TASK ->
Give the data below again exactly as it stands. Omit the pictures.

SUPPLIED RECORDS ->
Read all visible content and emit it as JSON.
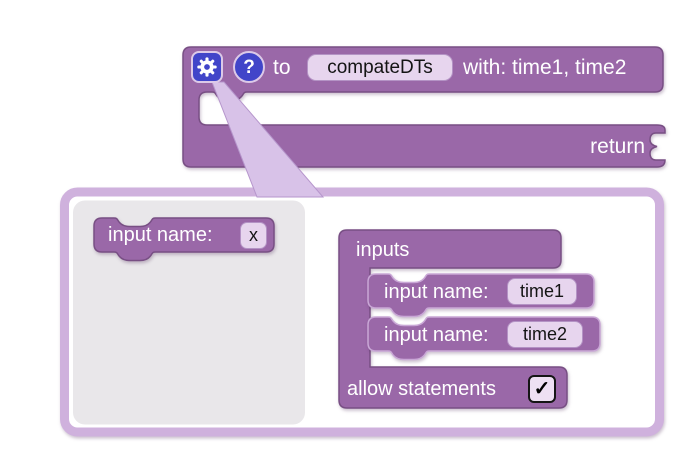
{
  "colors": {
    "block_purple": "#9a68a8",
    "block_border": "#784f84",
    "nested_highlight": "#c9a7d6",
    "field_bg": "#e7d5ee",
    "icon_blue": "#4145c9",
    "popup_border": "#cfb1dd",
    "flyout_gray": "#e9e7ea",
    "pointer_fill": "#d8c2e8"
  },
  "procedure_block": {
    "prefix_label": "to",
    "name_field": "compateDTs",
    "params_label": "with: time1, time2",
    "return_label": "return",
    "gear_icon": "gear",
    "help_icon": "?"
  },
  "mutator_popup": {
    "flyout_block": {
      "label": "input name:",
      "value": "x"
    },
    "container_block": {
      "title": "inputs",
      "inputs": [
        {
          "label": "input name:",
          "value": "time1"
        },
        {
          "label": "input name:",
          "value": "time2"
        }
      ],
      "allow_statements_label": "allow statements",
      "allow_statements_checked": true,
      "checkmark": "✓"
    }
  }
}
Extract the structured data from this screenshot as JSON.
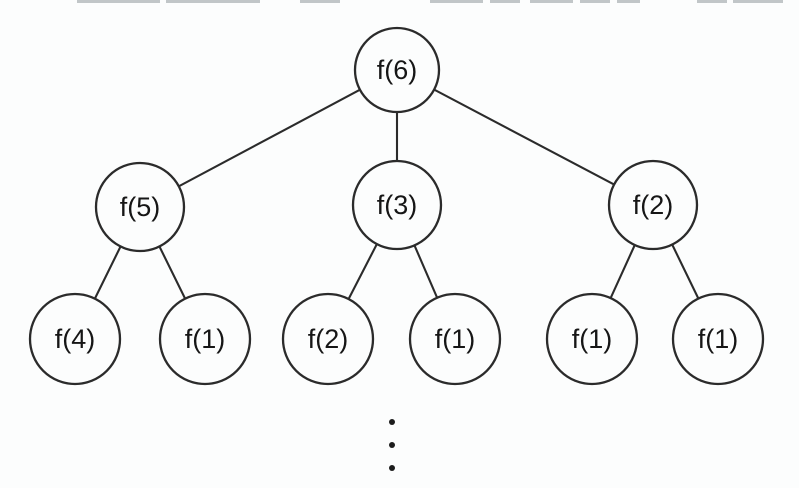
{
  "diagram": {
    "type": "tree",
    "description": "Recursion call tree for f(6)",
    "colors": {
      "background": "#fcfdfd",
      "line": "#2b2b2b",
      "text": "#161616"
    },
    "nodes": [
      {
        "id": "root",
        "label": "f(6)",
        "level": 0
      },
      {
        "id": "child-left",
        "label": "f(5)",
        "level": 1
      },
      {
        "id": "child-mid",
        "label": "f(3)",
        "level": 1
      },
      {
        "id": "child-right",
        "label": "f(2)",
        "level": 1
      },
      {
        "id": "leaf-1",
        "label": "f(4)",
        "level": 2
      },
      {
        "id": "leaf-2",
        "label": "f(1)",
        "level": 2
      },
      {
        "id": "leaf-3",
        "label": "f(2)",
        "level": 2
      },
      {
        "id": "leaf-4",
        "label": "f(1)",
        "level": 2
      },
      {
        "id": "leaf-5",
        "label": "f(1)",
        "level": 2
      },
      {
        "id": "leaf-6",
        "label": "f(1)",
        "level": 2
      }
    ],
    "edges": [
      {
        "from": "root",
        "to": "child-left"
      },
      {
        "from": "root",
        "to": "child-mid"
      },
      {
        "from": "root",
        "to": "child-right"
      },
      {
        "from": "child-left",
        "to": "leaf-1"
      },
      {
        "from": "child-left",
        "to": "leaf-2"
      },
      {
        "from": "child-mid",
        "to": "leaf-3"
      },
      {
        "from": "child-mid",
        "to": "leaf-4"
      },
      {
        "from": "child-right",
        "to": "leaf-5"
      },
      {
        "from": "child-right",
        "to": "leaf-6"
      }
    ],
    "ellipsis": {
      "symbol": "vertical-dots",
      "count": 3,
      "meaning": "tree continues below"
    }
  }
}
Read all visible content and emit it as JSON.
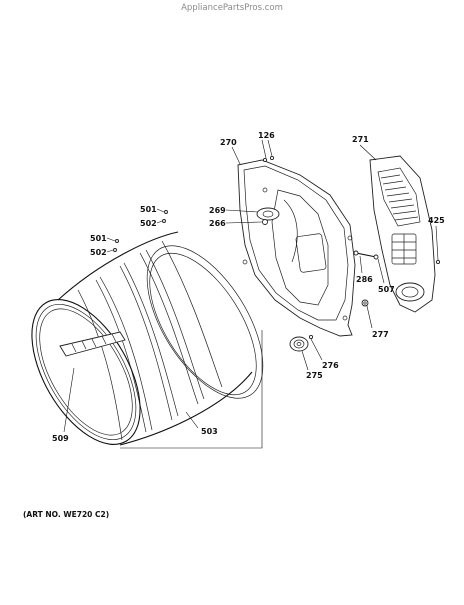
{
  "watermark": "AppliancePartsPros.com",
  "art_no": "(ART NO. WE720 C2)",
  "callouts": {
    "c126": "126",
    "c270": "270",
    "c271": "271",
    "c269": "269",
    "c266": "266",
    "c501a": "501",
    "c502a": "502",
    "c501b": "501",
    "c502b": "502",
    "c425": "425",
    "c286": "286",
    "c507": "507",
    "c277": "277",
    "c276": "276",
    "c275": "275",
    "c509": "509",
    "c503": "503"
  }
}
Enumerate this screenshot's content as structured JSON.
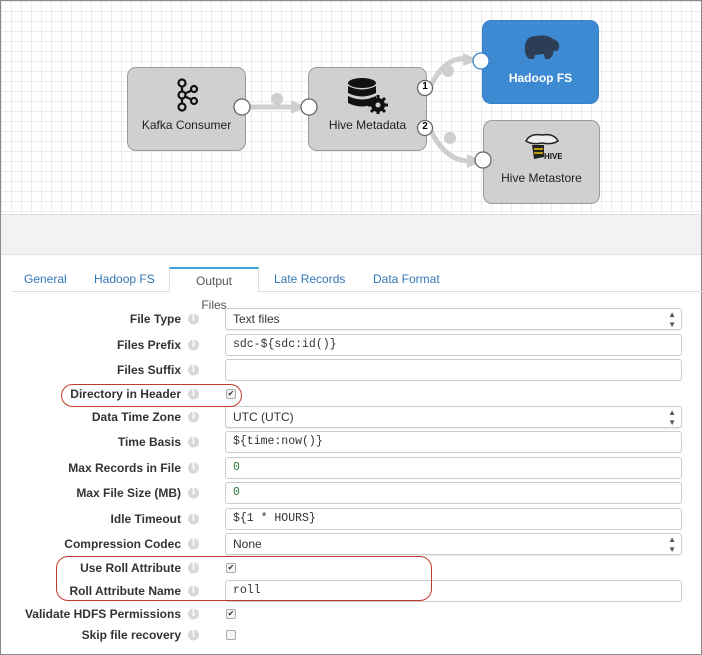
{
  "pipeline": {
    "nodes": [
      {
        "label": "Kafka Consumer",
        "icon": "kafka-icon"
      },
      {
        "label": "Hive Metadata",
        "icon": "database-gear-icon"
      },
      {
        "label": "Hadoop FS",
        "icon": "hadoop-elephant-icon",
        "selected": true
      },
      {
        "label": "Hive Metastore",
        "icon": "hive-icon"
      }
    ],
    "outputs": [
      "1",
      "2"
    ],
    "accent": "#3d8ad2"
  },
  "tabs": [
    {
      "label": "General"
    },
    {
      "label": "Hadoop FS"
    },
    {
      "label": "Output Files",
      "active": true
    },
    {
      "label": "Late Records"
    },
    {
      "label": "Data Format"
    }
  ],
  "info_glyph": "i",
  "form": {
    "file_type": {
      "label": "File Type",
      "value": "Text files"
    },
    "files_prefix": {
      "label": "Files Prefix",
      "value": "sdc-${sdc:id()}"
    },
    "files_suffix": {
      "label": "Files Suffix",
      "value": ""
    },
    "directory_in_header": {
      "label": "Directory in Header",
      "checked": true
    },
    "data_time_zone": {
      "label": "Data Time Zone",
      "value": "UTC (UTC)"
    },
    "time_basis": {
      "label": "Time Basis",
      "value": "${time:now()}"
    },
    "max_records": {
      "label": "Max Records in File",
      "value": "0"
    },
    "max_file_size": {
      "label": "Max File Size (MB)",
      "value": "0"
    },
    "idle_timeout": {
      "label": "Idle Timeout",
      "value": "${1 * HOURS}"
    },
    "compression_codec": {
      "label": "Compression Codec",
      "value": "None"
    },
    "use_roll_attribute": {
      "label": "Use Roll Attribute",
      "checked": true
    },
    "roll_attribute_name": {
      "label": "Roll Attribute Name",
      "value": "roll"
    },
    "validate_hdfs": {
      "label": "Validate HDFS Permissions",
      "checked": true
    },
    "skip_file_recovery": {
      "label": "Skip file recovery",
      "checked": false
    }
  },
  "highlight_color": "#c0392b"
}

EXERCISE ANSWER ->
Read all visible content and emit it as JSON.
{
  "colors": {
    "block_purple": "#9a68a8",
    "block_border": "#784f84",
    "nested_highlight": "#c9a7d6",
    "field_bg": "#e7d5ee",
    "icon_blue": "#4145c9",
    "popup_border": "#cfb1dd",
    "flyout_gray": "#e9e7ea",
    "pointer_fill": "#d8c2e8"
  },
  "procedure_block": {
    "prefix_label": "to",
    "name_field": "compateDTs",
    "params_label": "with: time1, time2",
    "return_label": "return",
    "gear_icon": "gear",
    "help_icon": "?"
  },
  "mutator_popup": {
    "flyout_block": {
      "label": "input name:",
      "value": "x"
    },
    "container_block": {
      "title": "inputs",
      "inputs": [
        {
          "label": "input name:",
          "value": "time1"
        },
        {
          "label": "input name:",
          "value": "time2"
        }
      ],
      "allow_statements_label": "allow statements",
      "allow_statements_checked": true,
      "checkmark": "✓"
    }
  }
}
Extract the structured data from this screenshot as JSON.
{
  "diagram": {
    "type": "tree",
    "description": "Recursion call tree for f(6)",
    "colors": {
      "background": "#fcfdfd",
      "line": "#2b2b2b",
      "text": "#161616"
    },
    "nodes": [
      {
        "id": "root",
        "label": "f(6)",
        "level": 0
      },
      {
        "id": "child-left",
        "label": "f(5)",
        "level": 1
      },
      {
        "id": "child-mid",
        "label": "f(3)",
        "level": 1
      },
      {
        "id": "child-right",
        "label": "f(2)",
        "level": 1
      },
      {
        "id": "leaf-1",
        "label": "f(4)",
        "level": 2
      },
      {
        "id": "leaf-2",
        "label": "f(1)",
        "level": 2
      },
      {
        "id": "leaf-3",
        "label": "f(2)",
        "level": 2
      },
      {
        "id": "leaf-4",
        "label": "f(1)",
        "level": 2
      },
      {
        "id": "leaf-5",
        "label": "f(1)",
        "level": 2
      },
      {
        "id": "leaf-6",
        "label": "f(1)",
        "level": 2
      }
    ],
    "edges": [
      {
        "from": "root",
        "to": "child-left"
      },
      {
        "from": "root",
        "to": "child-mid"
      },
      {
        "from": "root",
        "to": "child-right"
      },
      {
        "from": "child-left",
        "to": "leaf-1"
      },
      {
        "from": "child-left",
        "to": "leaf-2"
      },
      {
        "from": "child-mid",
        "to": "leaf-3"
      },
      {
        "from": "child-mid",
        "to": "leaf-4"
      },
      {
        "from": "child-right",
        "to": "leaf-5"
      },
      {
        "from": "child-right",
        "to": "leaf-6"
      }
    ],
    "ellipsis": {
      "symbol": "vertical-dots",
      "count": 3,
      "meaning": "tree continues below"
    }
  }
}
Read all visible content and emit it as JSON.
{
  "watermark": "AppliancePartsPros.com",
  "art_no": "(ART NO. WE720 C2)",
  "callouts": {
    "c126": "126",
    "c270": "270",
    "c271": "271",
    "c269": "269",
    "c266": "266",
    "c501a": "501",
    "c502a": "502",
    "c501b": "501",
    "c502b": "502",
    "c425": "425",
    "c286": "286",
    "c507": "507",
    "c277": "277",
    "c276": "276",
    "c275": "275",
    "c509": "509",
    "c503": "503"
  }
}
Enumerate this screenshot's content as structured JSON.
{
  "pipeline": {
    "nodes": [
      {
        "label": "Kafka Consumer",
        "icon": "kafka-icon"
      },
      {
        "label": "Hive Metadata",
        "icon": "database-gear-icon"
      },
      {
        "label": "Hadoop FS",
        "icon": "hadoop-elephant-icon",
        "selected": true
      },
      {
        "label": "Hive Metastore",
        "icon": "hive-icon"
      }
    ],
    "outputs": [
      "1",
      "2"
    ],
    "accent": "#3d8ad2"
  },
  "tabs": [
    {
      "label": "General"
    },
    {
      "label": "Hadoop FS"
    },
    {
      "label": "Output Files",
      "active": true
    },
    {
      "label": "Late Records"
    },
    {
      "label": "Data Format"
    }
  ],
  "info_glyph": "i",
  "form": {
    "file_type": {
      "label": "File Type",
      "value": "Text files"
    },
    "files_prefix": {
      "label": "Files Prefix",
      "value": "sdc-${sdc:id()}"
    },
    "files_suffix": {
      "label": "Files Suffix",
      "value": ""
    },
    "directory_in_header": {
      "label": "Directory in Header",
      "checked": true
    },
    "data_time_zone": {
      "label": "Data Time Zone",
      "value": "UTC (UTC)"
    },
    "time_basis": {
      "label": "Time Basis",
      "value": "${time:now()}"
    },
    "max_records": {
      "label": "Max Records in File",
      "value": "0"
    },
    "max_file_size": {
      "label": "Max File Size (MB)",
      "value": "0"
    },
    "idle_timeout": {
      "label": "Idle Timeout",
      "value": "${1 * HOURS}"
    },
    "compression_codec": {
      "label": "Compression Codec",
      "value": "None"
    },
    "use_roll_attribute": {
      "label": "Use Roll Attribute",
      "checked": true
    },
    "roll_attribute_name": {
      "label": "Roll Attribute Name",
      "value": "roll"
    },
    "validate_hdfs": {
      "label": "Validate HDFS Permissions",
      "checked": true
    },
    "skip_file_recovery": {
      "label": "Skip file recovery",
      "checked": false
    }
  },
  "highlight_color": "#c0392b"
}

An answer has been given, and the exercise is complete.